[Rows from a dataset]
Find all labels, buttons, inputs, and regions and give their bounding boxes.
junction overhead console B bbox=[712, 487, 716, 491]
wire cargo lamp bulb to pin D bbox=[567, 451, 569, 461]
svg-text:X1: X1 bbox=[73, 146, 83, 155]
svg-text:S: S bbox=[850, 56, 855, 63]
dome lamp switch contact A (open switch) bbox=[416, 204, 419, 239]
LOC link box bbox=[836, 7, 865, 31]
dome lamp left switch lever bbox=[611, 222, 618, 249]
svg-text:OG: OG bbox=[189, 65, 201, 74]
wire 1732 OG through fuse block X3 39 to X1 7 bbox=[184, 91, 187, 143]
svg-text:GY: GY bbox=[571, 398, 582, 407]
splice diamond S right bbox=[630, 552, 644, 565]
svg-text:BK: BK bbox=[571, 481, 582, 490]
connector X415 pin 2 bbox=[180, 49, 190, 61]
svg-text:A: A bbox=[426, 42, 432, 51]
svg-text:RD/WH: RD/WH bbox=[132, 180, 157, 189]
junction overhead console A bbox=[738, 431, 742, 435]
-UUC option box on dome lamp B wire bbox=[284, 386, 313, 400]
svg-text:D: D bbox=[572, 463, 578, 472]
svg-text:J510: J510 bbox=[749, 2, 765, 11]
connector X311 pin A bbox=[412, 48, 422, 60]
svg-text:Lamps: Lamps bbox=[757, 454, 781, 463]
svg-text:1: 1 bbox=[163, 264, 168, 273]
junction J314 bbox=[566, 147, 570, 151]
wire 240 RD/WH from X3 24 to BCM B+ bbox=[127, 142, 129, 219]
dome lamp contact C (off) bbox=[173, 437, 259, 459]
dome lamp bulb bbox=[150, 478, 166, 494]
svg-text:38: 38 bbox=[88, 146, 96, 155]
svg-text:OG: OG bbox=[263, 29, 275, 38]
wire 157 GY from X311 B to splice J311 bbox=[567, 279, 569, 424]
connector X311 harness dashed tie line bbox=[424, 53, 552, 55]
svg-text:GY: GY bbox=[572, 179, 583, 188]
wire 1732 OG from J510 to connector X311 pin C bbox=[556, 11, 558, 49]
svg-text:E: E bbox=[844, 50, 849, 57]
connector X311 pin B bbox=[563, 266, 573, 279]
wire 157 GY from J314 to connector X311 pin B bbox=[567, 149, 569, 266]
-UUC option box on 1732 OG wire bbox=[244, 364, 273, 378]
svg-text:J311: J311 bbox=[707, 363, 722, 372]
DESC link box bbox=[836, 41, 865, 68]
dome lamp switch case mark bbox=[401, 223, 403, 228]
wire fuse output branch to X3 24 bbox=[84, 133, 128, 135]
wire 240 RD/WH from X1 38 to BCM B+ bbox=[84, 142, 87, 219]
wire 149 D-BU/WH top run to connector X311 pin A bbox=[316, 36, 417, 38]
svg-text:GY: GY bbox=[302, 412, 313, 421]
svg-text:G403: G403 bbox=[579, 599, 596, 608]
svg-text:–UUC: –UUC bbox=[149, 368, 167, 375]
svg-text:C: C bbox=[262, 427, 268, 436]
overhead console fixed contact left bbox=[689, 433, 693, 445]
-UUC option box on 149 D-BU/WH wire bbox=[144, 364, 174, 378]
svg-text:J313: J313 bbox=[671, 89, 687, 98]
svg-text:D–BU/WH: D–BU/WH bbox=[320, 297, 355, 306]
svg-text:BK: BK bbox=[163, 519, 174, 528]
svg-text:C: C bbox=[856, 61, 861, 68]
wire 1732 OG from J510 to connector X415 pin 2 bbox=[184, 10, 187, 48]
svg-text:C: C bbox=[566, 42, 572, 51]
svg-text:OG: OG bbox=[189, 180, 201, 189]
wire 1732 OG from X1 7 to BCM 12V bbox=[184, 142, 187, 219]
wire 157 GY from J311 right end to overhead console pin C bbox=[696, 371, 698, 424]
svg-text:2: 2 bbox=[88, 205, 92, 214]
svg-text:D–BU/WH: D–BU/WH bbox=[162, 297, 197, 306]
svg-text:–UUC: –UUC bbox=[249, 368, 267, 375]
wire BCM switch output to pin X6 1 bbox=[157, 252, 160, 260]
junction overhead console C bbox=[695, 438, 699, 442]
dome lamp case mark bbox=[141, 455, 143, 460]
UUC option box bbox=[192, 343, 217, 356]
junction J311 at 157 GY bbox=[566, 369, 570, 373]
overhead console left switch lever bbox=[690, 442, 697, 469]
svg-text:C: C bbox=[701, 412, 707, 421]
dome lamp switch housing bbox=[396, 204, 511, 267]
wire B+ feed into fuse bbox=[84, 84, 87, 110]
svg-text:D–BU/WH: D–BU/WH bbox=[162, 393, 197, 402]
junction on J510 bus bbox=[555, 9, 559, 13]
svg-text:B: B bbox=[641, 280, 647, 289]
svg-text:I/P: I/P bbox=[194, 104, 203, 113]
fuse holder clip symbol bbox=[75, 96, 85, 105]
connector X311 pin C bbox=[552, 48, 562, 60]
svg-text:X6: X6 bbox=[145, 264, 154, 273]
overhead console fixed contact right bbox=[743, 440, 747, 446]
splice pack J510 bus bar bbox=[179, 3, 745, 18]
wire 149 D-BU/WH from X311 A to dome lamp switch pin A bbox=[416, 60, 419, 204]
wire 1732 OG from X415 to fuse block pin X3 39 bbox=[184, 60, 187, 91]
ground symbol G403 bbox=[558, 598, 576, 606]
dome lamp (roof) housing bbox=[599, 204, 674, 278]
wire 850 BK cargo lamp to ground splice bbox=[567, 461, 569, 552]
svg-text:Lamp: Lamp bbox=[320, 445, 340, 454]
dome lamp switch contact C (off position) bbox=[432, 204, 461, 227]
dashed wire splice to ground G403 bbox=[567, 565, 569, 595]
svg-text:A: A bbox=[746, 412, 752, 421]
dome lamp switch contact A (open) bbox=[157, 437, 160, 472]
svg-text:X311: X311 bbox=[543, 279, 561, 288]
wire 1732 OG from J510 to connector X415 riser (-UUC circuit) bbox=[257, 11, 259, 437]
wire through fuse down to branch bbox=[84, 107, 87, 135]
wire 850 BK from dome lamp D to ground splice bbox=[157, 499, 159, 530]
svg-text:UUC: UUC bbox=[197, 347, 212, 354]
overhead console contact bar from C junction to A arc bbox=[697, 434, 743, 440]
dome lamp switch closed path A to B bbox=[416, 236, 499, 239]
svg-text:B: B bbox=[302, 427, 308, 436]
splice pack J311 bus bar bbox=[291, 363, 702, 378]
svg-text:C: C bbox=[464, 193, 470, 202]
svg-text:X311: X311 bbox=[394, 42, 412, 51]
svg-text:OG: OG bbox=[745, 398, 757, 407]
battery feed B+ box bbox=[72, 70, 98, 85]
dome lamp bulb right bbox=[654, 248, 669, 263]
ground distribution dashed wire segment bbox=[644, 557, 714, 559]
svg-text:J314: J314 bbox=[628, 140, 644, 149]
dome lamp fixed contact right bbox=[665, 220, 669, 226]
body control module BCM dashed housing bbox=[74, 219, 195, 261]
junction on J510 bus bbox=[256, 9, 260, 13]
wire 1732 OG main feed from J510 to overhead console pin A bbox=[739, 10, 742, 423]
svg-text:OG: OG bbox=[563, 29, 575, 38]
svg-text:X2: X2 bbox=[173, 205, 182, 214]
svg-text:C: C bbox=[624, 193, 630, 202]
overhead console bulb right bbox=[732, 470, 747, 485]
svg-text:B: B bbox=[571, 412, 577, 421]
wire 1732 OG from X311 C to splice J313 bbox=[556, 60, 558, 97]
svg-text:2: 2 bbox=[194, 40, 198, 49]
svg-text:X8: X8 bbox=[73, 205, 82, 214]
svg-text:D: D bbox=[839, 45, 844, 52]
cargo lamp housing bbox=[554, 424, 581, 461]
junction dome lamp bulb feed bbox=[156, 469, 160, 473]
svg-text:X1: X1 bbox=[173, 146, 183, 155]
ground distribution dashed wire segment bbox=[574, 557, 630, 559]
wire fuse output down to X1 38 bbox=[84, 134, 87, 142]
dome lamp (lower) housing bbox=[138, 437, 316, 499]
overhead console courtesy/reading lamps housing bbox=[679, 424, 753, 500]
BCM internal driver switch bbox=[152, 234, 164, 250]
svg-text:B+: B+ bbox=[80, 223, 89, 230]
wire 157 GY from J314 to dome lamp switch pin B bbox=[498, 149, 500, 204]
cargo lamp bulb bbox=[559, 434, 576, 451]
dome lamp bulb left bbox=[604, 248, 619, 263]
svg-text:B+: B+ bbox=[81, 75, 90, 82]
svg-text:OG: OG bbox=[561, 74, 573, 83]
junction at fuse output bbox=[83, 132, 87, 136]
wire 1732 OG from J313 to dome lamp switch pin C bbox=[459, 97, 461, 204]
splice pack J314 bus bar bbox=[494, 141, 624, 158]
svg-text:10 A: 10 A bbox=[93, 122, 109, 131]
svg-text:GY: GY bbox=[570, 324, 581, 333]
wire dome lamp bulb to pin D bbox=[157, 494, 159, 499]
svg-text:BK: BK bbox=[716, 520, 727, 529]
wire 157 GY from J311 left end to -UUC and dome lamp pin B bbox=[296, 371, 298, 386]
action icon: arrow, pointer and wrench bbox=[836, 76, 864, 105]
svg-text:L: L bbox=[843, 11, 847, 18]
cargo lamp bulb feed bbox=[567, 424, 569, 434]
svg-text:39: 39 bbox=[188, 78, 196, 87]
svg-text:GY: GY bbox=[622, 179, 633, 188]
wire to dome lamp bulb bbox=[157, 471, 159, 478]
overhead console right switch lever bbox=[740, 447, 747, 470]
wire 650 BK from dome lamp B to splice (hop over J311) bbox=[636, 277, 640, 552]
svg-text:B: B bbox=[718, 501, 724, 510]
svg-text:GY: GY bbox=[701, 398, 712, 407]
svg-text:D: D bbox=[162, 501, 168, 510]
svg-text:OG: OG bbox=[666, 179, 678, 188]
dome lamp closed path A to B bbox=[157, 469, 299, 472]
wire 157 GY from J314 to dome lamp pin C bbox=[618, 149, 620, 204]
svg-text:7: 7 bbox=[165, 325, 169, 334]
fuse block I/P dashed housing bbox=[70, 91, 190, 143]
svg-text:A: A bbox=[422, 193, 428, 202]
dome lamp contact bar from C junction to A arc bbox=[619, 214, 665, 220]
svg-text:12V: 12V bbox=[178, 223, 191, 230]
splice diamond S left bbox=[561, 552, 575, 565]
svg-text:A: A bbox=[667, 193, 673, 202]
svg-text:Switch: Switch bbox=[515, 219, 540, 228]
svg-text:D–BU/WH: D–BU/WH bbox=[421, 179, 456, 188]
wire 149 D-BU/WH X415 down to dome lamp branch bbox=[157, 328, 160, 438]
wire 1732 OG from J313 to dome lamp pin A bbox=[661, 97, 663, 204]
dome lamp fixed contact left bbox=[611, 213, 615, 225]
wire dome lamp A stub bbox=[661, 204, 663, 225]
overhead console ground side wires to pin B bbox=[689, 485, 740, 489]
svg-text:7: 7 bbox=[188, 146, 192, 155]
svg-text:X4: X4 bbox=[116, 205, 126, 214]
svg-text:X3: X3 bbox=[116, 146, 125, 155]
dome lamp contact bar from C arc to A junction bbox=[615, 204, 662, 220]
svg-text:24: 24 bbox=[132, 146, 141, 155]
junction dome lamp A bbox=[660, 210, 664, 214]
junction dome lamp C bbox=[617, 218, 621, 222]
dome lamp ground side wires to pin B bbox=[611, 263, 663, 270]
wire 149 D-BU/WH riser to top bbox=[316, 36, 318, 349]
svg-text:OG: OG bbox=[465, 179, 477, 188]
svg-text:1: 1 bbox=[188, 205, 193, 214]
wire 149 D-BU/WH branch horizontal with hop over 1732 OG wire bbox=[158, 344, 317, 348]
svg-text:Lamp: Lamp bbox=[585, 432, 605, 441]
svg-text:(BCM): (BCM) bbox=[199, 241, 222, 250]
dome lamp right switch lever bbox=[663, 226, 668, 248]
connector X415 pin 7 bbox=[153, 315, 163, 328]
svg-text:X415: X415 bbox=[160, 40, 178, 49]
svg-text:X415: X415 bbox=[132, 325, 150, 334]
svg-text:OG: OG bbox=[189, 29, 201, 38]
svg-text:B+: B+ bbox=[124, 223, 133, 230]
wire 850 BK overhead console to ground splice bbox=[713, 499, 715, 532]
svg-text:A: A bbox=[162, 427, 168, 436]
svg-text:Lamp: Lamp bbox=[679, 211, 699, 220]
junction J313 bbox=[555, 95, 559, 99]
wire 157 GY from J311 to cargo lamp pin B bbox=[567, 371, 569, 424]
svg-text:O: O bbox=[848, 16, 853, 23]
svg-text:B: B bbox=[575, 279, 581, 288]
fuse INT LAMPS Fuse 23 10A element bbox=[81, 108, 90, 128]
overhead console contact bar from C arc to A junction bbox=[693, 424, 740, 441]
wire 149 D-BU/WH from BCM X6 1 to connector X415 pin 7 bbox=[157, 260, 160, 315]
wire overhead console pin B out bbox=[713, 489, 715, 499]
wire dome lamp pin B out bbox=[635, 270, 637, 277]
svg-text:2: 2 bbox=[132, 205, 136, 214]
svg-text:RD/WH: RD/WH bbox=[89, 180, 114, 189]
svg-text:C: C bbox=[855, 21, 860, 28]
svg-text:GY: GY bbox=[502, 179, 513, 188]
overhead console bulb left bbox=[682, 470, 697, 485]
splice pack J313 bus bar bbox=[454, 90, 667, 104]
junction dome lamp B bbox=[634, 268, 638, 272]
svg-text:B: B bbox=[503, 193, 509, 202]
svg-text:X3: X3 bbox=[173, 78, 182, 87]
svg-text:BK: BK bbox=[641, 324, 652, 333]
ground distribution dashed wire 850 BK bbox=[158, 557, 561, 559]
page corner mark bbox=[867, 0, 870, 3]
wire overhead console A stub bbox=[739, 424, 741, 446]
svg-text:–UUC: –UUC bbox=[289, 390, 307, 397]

• **Problem details**
Repeat the data word for word, from its first line through the line containing "svg-text:J510: J510 bbox=[749, 2, 765, 11]".

• **Written reply**
Find all labels, buttons, inputs, and regions and give their bounding boxes.
junction overhead console B bbox=[712, 487, 716, 491]
wire cargo lamp bulb to pin D bbox=[567, 451, 569, 461]
svg-text:X1: X1 bbox=[73, 146, 83, 155]
svg-text:S: S bbox=[850, 56, 855, 63]
dome lamp switch contact A (open switch) bbox=[416, 204, 419, 239]
LOC link box bbox=[836, 7, 865, 31]
dome lamp left switch lever bbox=[611, 222, 618, 249]
svg-text:OG: OG bbox=[189, 65, 201, 74]
wire 1732 OG through fuse block X3 39 to X1 7 bbox=[184, 91, 187, 143]
svg-text:GY: GY bbox=[571, 398, 582, 407]
splice diamond S right bbox=[630, 552, 644, 565]
svg-text:BK: BK bbox=[571, 481, 582, 490]
connector X415 pin 2 bbox=[180, 49, 190, 61]
svg-text:A: A bbox=[426, 42, 432, 51]
svg-text:RD/WH: RD/WH bbox=[132, 180, 157, 189]
junction overhead console A bbox=[738, 431, 742, 435]
-UUC option box on dome lamp B wire bbox=[284, 386, 313, 400]
svg-text:D: D bbox=[572, 463, 578, 472]
svg-text:J510: J510 bbox=[749, 2, 765, 11]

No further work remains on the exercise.